» Stated exercise:
Read the lines below. Copy out any that hold the string "values".
###
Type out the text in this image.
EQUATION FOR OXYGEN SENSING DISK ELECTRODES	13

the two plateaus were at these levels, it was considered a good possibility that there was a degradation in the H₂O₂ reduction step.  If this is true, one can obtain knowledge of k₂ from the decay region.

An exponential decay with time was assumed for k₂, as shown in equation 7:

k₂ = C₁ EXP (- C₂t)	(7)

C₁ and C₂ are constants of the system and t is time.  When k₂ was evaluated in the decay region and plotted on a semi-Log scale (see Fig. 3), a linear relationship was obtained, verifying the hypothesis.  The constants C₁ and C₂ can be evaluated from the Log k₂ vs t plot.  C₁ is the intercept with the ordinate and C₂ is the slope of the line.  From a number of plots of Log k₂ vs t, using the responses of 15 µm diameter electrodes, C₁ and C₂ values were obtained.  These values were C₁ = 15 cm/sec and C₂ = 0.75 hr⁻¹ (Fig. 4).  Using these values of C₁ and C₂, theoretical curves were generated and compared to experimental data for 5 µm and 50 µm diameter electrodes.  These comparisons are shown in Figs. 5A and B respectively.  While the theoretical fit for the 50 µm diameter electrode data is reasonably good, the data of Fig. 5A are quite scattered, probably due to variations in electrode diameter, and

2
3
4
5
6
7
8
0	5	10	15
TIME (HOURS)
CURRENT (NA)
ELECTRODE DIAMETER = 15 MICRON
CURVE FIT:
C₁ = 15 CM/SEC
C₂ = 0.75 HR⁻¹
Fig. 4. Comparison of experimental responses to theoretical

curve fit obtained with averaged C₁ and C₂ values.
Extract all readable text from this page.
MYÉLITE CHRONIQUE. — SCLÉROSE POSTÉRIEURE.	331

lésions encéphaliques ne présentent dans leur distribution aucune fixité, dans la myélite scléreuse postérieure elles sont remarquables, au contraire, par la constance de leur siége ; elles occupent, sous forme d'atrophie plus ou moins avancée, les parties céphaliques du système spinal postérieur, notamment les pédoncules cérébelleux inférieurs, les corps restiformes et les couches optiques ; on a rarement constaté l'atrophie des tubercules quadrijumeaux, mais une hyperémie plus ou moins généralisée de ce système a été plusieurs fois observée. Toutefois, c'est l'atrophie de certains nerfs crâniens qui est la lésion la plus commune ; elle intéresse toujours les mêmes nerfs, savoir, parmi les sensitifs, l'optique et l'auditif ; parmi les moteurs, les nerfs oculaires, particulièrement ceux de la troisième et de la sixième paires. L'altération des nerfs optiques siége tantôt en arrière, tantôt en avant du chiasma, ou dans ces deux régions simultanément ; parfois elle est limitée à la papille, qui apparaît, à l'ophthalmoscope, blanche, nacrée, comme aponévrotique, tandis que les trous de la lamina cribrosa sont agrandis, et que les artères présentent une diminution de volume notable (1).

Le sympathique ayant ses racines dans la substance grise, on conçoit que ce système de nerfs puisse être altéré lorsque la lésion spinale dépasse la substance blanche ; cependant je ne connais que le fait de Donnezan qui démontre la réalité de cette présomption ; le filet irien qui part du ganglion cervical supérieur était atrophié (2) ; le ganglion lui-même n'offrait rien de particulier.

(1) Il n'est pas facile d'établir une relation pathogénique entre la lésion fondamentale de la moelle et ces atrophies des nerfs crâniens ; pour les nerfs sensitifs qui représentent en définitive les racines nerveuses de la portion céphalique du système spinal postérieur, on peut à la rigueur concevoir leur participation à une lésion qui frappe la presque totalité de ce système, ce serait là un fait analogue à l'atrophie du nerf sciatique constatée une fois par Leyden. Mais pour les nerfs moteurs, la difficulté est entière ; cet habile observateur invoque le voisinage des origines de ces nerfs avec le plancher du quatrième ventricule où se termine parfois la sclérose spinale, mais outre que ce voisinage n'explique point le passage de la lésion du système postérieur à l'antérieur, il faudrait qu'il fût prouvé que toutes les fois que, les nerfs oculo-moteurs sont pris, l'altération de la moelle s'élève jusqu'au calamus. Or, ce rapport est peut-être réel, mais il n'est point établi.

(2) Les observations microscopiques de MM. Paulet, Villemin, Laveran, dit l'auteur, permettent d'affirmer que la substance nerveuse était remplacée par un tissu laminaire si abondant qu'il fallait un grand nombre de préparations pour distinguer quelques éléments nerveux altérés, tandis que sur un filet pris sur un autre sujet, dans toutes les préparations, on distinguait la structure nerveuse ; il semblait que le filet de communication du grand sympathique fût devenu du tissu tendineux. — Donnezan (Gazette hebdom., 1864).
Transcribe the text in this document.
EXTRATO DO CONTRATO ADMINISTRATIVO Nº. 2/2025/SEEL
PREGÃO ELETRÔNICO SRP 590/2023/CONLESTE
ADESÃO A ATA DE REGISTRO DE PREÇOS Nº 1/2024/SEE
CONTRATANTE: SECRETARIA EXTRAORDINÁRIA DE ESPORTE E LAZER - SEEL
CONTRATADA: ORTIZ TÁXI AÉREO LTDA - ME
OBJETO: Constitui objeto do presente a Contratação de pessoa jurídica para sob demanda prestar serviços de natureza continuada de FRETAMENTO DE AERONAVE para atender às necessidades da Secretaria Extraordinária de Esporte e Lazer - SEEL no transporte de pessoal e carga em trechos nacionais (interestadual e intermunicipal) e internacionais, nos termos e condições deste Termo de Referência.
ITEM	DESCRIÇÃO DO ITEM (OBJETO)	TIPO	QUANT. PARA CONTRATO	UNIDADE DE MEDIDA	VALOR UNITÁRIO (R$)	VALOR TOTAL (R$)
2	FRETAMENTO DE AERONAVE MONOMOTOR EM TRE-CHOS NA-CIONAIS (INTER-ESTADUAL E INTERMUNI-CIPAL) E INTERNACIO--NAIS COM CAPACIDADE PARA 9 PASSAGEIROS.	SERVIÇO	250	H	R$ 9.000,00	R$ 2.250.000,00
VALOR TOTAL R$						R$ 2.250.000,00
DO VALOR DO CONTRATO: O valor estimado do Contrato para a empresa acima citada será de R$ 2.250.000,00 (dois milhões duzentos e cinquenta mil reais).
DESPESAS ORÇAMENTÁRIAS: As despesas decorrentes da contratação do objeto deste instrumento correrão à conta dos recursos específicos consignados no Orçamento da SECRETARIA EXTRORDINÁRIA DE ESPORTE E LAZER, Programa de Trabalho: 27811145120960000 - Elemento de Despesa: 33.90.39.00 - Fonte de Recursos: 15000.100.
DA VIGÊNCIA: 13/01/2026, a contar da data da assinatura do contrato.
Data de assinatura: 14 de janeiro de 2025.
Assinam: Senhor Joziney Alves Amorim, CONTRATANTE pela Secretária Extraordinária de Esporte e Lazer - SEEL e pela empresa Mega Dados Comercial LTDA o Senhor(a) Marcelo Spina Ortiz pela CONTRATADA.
###
» Exercise solution:
C₁ and C₂ are constants of the system and t is time.  When k₂ was evaluated in the decay region and plotted on a semi-Log scale (see Fig. 3), a linear relationship was obtained, verifying the hypothesis.  The constants C₁ and C₂ can be evaluated from the Log k₂ vs t plot.  C₁ is the intercept with the ordinate and C₂ is the slope of the line.  From a number of plots of Log k₂ vs t, using the responses of 15 µm diameter electrodes, C₁ and C₂ values were obtained.  These values were C₁ = 15 cm/sec and C₂ = 0.75 hr⁻¹ (Fig. 4).  Using these values of C₁ and C₂, theoretical curves were generated and compared to experimental data for 5 µm and 50 µm diameter electrodes.  These comparisons are shown in Figs. 5A and B respectively.  While the theoretical fit for the 50 µm diameter electrode data is reasonably good, the data of Fig. 5A are quite scattered, probably due to variations in electrode diameter, and
curve fit obtained with averaged C₁ and C₂ values.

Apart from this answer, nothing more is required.